_Exercise task_
Leave out the pictures and repeat everything else in the records exactly.

_Provided data_

+ + +

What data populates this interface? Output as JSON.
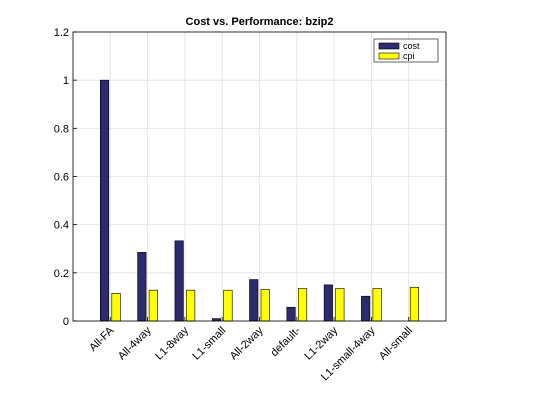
{
  "chart_data": {
    "type": "bar",
    "title": "Cost vs. Performance: bzip2",
    "xlabel": "",
    "ylabel": "",
    "categories": [
      "All-FA",
      "All-4way",
      "L1-8way",
      "L1-small",
      "All-2way",
      "default-",
      "L1-2way",
      "L1-small-4way",
      "All-small"
    ],
    "series": [
      {
        "name": "cost",
        "color": "#2f2a6e",
        "values": [
          1.0,
          0.285,
          0.333,
          0.01,
          0.172,
          0.057,
          0.15,
          0.103,
          0.0
        ]
      },
      {
        "name": "cpi",
        "color": "#ffff00",
        "values": [
          0.115,
          0.128,
          0.128,
          0.128,
          0.131,
          0.135,
          0.135,
          0.135,
          0.14
        ]
      }
    ],
    "ylim": [
      0,
      1.2
    ],
    "yticks": [
      "0",
      "0.2",
      "0.4",
      "0.6",
      "0.8",
      "1",
      "1.2"
    ],
    "grid": true,
    "legend_position": "top-right"
  }
}
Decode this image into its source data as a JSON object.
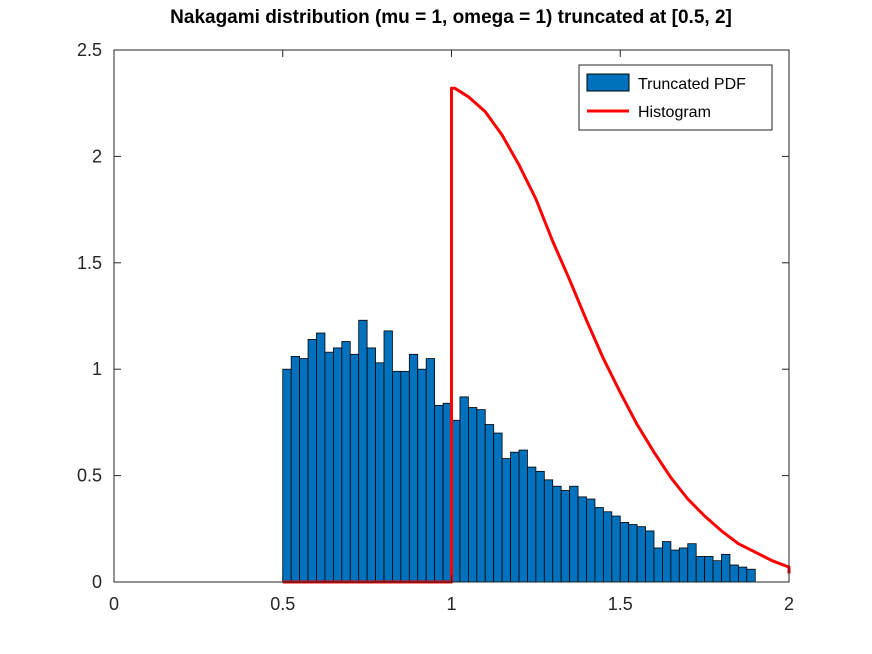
{
  "chart_data": {
    "type": "bar",
    "title": "Nakagami distribution (mu = 1, omega = 1) truncated at [0.5, 2]",
    "xlabel": "",
    "ylabel": "",
    "xlim": [
      0,
      2
    ],
    "ylim": [
      0,
      2.5
    ],
    "xticks": [
      0,
      0.5,
      1,
      1.5,
      2
    ],
    "yticks": [
      0,
      0.5,
      1,
      1.5,
      2,
      2.5
    ],
    "xtick_labels": [
      "0",
      "0.5",
      "1",
      "1.5",
      "2"
    ],
    "ytick_labels": [
      "0",
      "0.5",
      "1",
      "1.5",
      "2",
      "2.5"
    ],
    "grid": false,
    "legend_position": "top-right",
    "legend": [
      "Truncated PDF",
      "Histogram"
    ],
    "histogram": {
      "bin_edges_start": 0.5,
      "bin_width": 0.025,
      "values": [
        1.0,
        1.06,
        1.05,
        1.14,
        1.17,
        1.08,
        1.1,
        1.13,
        1.07,
        1.23,
        1.1,
        1.03,
        1.18,
        0.99,
        0.99,
        1.07,
        1.0,
        1.05,
        0.83,
        0.84,
        0.76,
        0.87,
        0.82,
        0.81,
        0.74,
        0.7,
        0.58,
        0.61,
        0.62,
        0.54,
        0.52,
        0.48,
        0.45,
        0.43,
        0.45,
        0.4,
        0.39,
        0.35,
        0.33,
        0.31,
        0.28,
        0.27,
        0.26,
        0.24,
        0.16,
        0.19,
        0.15,
        0.16,
        0.18,
        0.12,
        0.12,
        0.1,
        0.13,
        0.08,
        0.07,
        0.06
      ],
      "color": "#0072bd"
    },
    "series": [
      {
        "name": "Histogram",
        "color": "#ff0000",
        "x": [
          0.5,
          1.0,
          1.0,
          1.01,
          1.05,
          1.1,
          1.15,
          1.2,
          1.25,
          1.3,
          1.35,
          1.4,
          1.45,
          1.5,
          1.55,
          1.6,
          1.65,
          1.7,
          1.75,
          1.8,
          1.85,
          1.9,
          1.95,
          2.0,
          2.0
        ],
        "y": [
          0.0,
          0.0,
          2.32,
          2.32,
          2.28,
          2.21,
          2.1,
          1.96,
          1.8,
          1.6,
          1.42,
          1.23,
          1.05,
          0.89,
          0.74,
          0.61,
          0.49,
          0.39,
          0.31,
          0.24,
          0.18,
          0.14,
          0.1,
          0.07,
          0.04
        ]
      }
    ]
  }
}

+ + +

_Solution to this task_
What data populates this interface? Output as JSON.
{
  "chart_data": {
    "type": "bar",
    "title": "Cost vs. Performance: bzip2",
    "xlabel": "",
    "ylabel": "",
    "categories": [
      "All-FA",
      "All-4way",
      "L1-8way",
      "L1-small",
      "All-2way",
      "default-",
      "L1-2way",
      "L1-small-4way",
      "All-small"
    ],
    "series": [
      {
        "name": "cost",
        "color": "#2f2a6e",
        "values": [
          1.0,
          0.285,
          0.333,
          0.01,
          0.172,
          0.057,
          0.15,
          0.103,
          0.0
        ]
      },
      {
        "name": "cpi",
        "color": "#ffff00",
        "values": [
          0.115,
          0.128,
          0.128,
          0.128,
          0.131,
          0.135,
          0.135,
          0.135,
          0.14
        ]
      }
    ],
    "ylim": [
      0,
      1.2
    ],
    "yticks": [
      "0",
      "0.2",
      "0.4",
      "0.6",
      "0.8",
      "1",
      "1.2"
    ],
    "grid": true,
    "legend_position": "top-right"
  }
}
Decode this image into its source data as a JSON object.
{
  "chart_data": {
    "type": "bar",
    "title": "Nakagami distribution (mu = 1, omega = 1) truncated at [0.5, 2]",
    "xlabel": "",
    "ylabel": "",
    "xlim": [
      0,
      2
    ],
    "ylim": [
      0,
      2.5
    ],
    "xticks": [
      0,
      0.5,
      1,
      1.5,
      2
    ],
    "yticks": [
      0,
      0.5,
      1,
      1.5,
      2,
      2.5
    ],
    "xtick_labels": [
      "0",
      "0.5",
      "1",
      "1.5",
      "2"
    ],
    "ytick_labels": [
      "0",
      "0.5",
      "1",
      "1.5",
      "2",
      "2.5"
    ],
    "grid": false,
    "legend_position": "top-right",
    "legend": [
      "Truncated PDF",
      "Histogram"
    ],
    "histogram": {
      "bin_edges_start": 0.5,
      "bin_width": 0.025,
      "values": [
        1.0,
        1.06,
        1.05,
        1.14,
        1.17,
        1.08,
        1.1,
        1.13,
        1.07,
        1.23,
        1.1,
        1.03,
        1.18,
        0.99,
        0.99,
        1.07,
        1.0,
        1.05,
        0.83,
        0.84,
        0.76,
        0.87,
        0.82,
        0.81,
        0.74,
        0.7,
        0.58,
        0.61,
        0.62,
        0.54,
        0.52,
        0.48,
        0.45,
        0.43,
        0.45,
        0.4,
        0.39,
        0.35,
        0.33,
        0.31,
        0.28,
        0.27,
        0.26,
        0.24,
        0.16,
        0.19,
        0.15,
        0.16,
        0.18,
        0.12,
        0.12,
        0.1,
        0.13,
        0.08,
        0.07,
        0.06
      ],
      "color": "#0072bd"
    },
    "series": [
      {
        "name": "Histogram",
        "color": "#ff0000",
        "x": [
          0.5,
          1.0,
          1.0,
          1.01,
          1.05,
          1.1,
          1.15,
          1.2,
          1.25,
          1.3,
          1.35,
          1.4,
          1.45,
          1.5,
          1.55,
          1.6,
          1.65,
          1.7,
          1.75,
          1.8,
          1.85,
          1.9,
          1.95,
          2.0,
          2.0
        ],
        "y": [
          0.0,
          0.0,
          2.32,
          2.32,
          2.28,
          2.21,
          2.1,
          1.96,
          1.8,
          1.6,
          1.42,
          1.23,
          1.05,
          0.89,
          0.74,
          0.61,
          0.49,
          0.39,
          0.31,
          0.24,
          0.18,
          0.14,
          0.1,
          0.07,
          0.04
        ]
      }
    ]
  }
}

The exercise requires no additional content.